__EXERCISE DETAILS__
Lines containing the word "RoCoF" are the ones to copy from the records below.

***** DATASET ENTRIES *****

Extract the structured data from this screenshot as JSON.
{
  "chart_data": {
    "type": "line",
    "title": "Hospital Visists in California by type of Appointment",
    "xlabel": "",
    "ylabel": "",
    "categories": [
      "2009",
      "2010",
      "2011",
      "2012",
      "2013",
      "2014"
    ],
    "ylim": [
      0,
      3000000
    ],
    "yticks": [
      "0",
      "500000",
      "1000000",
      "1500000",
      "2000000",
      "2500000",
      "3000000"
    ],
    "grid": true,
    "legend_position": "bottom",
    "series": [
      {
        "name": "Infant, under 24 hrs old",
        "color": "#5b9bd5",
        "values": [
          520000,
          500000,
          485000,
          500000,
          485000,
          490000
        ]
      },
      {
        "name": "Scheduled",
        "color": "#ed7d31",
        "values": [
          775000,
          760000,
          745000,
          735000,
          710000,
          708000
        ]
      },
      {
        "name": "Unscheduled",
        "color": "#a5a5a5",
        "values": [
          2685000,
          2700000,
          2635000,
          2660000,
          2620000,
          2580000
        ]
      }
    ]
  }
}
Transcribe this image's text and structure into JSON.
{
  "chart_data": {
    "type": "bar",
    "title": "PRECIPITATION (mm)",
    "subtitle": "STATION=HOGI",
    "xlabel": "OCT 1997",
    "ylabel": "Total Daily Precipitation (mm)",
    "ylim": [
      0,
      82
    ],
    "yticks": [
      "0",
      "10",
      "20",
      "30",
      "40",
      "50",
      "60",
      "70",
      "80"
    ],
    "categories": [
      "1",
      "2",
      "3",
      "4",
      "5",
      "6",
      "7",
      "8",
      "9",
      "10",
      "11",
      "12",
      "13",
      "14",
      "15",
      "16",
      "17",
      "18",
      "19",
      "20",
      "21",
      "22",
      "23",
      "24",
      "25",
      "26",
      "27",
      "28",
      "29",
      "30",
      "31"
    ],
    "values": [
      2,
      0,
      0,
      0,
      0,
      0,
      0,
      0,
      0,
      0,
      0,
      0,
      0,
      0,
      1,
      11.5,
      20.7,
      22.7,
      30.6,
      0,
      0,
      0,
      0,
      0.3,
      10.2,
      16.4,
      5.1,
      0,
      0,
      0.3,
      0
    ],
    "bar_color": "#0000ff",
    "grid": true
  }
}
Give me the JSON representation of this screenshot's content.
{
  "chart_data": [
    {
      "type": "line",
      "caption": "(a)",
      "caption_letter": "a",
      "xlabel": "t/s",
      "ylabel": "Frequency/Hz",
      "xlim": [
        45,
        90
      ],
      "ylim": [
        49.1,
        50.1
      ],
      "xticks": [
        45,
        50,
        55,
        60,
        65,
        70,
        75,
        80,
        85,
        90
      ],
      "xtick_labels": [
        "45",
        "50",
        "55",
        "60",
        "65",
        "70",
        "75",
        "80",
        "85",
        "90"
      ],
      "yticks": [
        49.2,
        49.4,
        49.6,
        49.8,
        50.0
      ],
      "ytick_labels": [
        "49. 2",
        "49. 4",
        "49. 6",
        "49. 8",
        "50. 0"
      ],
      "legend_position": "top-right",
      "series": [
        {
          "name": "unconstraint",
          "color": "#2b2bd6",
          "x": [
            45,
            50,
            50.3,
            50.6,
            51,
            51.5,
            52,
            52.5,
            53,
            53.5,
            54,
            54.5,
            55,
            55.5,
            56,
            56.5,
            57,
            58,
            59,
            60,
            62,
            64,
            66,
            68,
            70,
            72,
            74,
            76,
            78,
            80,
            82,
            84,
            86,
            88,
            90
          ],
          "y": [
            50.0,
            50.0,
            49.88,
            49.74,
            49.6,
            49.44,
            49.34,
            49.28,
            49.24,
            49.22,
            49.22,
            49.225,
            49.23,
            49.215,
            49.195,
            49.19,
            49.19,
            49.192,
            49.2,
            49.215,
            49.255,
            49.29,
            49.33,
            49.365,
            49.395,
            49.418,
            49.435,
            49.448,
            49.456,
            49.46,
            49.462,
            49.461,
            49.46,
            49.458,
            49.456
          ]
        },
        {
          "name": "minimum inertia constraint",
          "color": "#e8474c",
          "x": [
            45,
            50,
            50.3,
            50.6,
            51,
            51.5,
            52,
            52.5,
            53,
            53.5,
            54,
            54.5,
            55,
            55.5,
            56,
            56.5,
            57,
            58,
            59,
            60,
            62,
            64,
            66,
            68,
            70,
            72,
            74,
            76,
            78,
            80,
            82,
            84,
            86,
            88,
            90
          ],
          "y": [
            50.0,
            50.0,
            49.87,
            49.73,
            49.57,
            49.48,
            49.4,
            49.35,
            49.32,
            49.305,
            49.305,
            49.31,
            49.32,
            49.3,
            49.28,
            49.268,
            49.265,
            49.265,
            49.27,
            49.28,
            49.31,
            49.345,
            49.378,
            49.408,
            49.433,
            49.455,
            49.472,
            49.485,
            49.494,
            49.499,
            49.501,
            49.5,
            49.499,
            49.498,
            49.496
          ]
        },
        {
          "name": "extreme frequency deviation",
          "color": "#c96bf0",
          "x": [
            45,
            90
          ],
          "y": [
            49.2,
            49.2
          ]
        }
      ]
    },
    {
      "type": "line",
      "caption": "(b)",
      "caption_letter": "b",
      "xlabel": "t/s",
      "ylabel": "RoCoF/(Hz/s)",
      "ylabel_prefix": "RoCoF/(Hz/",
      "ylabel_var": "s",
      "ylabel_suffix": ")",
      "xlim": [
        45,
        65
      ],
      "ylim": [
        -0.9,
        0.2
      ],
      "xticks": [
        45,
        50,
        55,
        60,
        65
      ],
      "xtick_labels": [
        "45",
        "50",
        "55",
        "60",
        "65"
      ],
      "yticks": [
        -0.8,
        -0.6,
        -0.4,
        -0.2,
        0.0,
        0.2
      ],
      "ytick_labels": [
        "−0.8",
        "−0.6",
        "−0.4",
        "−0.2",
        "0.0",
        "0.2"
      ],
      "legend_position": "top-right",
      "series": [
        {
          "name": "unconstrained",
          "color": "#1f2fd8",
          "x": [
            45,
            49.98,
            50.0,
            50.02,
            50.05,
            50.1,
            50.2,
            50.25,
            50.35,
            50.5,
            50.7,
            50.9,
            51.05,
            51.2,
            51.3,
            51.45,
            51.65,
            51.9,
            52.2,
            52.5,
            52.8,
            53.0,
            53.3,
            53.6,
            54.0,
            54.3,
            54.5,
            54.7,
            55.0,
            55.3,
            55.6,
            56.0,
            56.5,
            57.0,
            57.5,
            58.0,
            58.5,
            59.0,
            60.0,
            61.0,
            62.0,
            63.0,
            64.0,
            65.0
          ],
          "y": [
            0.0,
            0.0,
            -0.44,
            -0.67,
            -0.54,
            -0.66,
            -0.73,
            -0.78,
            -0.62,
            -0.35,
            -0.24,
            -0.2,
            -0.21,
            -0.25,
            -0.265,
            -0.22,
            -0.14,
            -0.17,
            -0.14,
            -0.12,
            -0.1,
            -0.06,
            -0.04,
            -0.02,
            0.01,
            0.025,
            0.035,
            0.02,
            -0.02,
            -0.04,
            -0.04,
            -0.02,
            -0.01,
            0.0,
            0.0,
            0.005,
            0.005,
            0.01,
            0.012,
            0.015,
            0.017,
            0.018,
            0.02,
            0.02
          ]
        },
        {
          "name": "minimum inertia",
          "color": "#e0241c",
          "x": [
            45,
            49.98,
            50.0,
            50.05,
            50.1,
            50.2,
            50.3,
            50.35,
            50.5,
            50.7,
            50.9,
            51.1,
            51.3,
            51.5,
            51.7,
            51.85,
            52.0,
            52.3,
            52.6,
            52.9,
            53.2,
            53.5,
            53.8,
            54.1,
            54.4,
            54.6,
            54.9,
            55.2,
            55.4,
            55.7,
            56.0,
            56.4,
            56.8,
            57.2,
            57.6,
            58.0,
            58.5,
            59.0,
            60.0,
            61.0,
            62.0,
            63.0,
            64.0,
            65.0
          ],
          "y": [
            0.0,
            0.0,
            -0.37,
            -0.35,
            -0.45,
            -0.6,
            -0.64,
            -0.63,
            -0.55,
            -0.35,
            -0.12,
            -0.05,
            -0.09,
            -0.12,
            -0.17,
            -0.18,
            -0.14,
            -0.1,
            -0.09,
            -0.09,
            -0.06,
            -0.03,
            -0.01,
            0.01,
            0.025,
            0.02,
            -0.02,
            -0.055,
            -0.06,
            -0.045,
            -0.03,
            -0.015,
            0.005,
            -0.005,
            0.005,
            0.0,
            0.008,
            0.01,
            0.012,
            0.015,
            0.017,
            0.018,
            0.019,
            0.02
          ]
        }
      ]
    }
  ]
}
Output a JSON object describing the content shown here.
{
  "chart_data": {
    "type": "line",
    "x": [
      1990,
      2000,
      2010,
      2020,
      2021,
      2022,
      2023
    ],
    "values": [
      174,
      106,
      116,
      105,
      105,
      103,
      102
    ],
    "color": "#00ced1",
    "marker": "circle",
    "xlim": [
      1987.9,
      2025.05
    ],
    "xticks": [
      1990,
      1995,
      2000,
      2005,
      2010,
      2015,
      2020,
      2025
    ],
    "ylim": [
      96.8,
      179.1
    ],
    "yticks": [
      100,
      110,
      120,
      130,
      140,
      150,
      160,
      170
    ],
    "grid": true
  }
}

*****

__RESPONSE__
      "ylabel": "RoCoF/(Hz/s)",
      "ylabel_prefix": "RoCoF/(Hz/",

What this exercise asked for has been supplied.